* _PROBLEM STATEMENT_: Records follow. Copy every line with "offer".

### RECORD LIST

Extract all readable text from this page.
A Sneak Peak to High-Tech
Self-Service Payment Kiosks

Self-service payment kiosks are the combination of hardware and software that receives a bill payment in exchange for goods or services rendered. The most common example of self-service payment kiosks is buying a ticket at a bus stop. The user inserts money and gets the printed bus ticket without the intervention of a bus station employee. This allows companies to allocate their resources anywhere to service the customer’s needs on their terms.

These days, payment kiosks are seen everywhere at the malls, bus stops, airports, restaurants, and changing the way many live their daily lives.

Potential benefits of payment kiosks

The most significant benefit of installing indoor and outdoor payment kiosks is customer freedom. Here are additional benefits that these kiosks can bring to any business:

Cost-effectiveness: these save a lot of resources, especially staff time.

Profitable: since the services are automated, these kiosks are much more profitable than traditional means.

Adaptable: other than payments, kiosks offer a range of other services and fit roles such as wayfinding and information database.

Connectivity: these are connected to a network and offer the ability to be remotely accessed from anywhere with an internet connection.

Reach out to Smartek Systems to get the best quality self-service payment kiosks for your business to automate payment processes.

######
### RECORD LIST

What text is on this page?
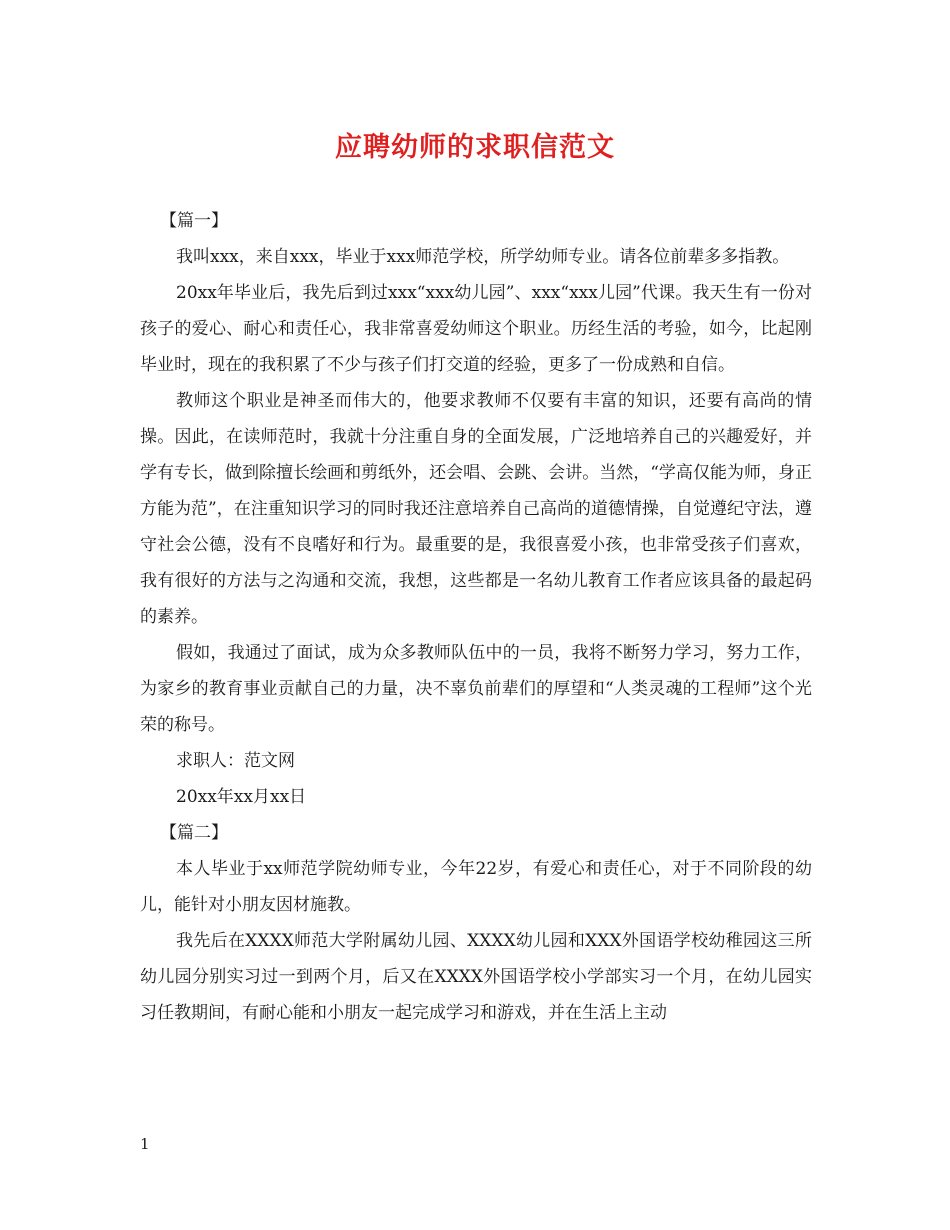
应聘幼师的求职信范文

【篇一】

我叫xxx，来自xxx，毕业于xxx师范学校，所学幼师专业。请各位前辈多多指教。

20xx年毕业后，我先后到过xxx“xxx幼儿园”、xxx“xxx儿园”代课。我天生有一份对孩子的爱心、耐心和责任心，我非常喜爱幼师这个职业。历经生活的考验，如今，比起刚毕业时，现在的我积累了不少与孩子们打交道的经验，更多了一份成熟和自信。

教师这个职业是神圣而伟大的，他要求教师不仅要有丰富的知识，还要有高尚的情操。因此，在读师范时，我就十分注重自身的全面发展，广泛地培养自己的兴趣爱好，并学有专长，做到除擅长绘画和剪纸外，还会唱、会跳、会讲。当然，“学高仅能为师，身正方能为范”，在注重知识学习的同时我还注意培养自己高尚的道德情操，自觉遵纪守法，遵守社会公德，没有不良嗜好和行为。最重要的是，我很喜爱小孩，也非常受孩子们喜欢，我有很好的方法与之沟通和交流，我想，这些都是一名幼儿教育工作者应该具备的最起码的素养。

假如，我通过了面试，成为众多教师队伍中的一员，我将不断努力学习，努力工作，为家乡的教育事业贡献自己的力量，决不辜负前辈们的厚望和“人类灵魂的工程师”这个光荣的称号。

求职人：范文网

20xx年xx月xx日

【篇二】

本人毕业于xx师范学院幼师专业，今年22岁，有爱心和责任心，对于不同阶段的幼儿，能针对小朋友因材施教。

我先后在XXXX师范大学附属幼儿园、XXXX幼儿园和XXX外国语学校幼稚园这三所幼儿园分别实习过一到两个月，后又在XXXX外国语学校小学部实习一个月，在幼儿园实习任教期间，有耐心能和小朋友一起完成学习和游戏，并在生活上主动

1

######
### RECORD LIST

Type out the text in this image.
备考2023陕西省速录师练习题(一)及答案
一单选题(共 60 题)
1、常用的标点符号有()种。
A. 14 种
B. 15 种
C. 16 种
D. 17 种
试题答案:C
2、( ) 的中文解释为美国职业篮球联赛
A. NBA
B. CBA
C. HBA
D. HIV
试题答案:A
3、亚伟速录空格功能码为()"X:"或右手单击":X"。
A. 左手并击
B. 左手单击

######

* _THE RESPONSE_:
Adaptable: other than payments, kiosks offer a range of other services and fit roles such as wayfinding and information database.
Connectivity: these are connected to a network and offer the ability to be remotely accessed from anywhere with an internet connection.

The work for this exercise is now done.